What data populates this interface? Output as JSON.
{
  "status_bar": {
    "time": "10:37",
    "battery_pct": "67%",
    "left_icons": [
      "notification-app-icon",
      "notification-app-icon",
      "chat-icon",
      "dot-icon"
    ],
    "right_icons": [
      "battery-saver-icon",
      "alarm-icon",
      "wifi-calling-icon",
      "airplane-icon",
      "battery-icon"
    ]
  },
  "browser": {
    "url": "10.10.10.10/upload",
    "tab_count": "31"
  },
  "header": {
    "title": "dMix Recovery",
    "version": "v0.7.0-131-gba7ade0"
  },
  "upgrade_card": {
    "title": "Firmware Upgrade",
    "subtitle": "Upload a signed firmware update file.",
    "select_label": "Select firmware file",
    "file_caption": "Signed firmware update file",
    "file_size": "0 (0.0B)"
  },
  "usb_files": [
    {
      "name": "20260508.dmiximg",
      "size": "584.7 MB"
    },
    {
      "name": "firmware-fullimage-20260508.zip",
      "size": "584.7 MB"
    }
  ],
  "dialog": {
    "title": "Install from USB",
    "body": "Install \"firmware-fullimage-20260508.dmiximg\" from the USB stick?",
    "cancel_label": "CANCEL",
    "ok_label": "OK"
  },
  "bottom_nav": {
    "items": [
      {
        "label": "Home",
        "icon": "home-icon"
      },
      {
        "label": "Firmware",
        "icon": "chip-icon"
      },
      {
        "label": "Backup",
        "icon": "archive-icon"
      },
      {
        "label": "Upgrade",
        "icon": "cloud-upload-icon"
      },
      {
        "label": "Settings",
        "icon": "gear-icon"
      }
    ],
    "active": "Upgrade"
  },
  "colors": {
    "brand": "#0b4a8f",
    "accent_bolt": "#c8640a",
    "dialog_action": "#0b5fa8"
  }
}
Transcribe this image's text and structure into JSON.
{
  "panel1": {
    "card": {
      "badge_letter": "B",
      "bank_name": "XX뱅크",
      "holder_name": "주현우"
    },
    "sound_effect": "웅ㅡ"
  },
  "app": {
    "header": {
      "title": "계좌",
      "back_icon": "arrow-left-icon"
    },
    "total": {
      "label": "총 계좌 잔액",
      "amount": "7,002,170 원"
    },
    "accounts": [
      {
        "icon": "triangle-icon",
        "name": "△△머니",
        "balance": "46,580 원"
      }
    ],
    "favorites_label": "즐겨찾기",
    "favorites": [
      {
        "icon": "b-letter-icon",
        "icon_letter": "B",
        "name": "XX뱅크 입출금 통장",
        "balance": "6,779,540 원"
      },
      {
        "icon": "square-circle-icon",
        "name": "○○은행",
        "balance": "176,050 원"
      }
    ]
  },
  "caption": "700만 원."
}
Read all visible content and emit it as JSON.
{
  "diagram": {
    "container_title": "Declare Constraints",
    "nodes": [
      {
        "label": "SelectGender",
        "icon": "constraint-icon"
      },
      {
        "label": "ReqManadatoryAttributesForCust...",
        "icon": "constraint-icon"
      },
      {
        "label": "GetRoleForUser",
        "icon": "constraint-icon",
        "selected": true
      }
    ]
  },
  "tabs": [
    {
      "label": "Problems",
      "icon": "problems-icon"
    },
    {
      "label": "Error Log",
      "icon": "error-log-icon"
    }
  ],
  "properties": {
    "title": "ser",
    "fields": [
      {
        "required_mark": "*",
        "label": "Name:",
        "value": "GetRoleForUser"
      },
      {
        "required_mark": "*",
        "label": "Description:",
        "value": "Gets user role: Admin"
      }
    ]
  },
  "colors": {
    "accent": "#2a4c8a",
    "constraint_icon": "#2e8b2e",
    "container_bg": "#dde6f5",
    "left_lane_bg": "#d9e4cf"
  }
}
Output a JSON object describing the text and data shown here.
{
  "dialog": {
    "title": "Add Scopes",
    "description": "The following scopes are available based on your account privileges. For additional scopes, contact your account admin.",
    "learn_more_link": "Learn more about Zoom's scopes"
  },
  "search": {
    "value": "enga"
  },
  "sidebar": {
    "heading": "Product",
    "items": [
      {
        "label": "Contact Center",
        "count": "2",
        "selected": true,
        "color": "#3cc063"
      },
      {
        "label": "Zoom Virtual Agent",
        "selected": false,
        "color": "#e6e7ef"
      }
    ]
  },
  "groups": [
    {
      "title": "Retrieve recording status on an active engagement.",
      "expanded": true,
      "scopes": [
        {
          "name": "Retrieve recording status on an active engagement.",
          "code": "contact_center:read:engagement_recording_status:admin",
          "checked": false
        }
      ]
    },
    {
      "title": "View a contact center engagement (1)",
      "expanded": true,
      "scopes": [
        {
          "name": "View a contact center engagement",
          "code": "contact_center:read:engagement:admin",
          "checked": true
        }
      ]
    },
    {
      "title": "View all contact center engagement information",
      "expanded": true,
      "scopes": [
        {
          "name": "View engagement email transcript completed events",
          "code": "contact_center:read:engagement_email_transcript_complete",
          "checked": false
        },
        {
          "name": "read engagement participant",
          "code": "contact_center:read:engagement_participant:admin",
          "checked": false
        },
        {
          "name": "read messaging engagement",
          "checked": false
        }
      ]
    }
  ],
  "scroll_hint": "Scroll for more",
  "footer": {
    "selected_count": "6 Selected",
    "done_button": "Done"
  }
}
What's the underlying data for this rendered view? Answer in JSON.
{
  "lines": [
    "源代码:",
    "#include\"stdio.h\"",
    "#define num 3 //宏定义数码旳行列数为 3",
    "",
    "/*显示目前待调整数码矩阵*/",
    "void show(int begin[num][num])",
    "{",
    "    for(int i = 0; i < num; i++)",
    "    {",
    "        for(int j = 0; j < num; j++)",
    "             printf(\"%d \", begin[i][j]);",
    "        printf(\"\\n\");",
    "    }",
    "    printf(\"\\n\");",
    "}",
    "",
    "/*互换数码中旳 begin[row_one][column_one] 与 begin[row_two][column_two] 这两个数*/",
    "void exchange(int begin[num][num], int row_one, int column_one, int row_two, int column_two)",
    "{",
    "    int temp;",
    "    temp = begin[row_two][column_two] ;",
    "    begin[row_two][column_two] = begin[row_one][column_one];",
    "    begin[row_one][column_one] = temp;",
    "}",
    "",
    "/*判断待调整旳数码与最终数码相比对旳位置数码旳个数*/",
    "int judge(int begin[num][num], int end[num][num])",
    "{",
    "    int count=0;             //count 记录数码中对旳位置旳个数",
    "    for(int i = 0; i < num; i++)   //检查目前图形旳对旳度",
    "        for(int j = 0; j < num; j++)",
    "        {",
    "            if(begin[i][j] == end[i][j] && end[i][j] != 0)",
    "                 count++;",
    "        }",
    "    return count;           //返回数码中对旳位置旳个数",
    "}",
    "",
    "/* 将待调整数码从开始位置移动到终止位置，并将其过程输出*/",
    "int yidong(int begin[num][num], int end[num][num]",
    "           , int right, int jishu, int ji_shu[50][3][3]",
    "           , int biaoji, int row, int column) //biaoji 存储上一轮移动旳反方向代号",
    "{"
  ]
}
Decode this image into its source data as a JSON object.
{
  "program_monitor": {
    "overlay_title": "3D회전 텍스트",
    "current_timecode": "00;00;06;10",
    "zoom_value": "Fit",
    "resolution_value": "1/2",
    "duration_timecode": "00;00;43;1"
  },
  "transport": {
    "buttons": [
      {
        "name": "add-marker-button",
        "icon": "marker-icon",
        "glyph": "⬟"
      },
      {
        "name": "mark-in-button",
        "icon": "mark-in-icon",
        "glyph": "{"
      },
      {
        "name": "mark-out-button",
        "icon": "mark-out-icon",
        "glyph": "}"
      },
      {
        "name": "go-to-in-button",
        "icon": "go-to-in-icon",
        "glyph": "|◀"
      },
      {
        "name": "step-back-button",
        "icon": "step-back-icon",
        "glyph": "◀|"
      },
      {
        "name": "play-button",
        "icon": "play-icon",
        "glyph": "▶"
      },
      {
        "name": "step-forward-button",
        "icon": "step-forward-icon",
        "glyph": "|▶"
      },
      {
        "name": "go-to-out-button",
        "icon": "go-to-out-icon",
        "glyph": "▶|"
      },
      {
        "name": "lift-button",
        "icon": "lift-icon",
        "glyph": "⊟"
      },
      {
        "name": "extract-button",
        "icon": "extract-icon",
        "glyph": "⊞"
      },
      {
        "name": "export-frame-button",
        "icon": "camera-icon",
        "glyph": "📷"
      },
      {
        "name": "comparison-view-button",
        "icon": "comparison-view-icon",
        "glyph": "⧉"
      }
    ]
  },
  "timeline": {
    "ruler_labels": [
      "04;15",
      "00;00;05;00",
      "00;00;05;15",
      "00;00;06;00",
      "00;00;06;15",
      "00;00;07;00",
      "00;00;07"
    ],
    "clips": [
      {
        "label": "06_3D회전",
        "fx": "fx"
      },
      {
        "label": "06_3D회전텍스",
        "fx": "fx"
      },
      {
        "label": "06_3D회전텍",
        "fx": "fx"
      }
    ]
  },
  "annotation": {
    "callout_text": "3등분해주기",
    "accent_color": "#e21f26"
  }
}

__________

#### What the exercise asks
Reproduce each line of the material containing the word "Retrieve".

#### Written answer
      "title": "Retrieve recording status on an active engagement.",
          "name": "Retrieve recording status on an active engagement.",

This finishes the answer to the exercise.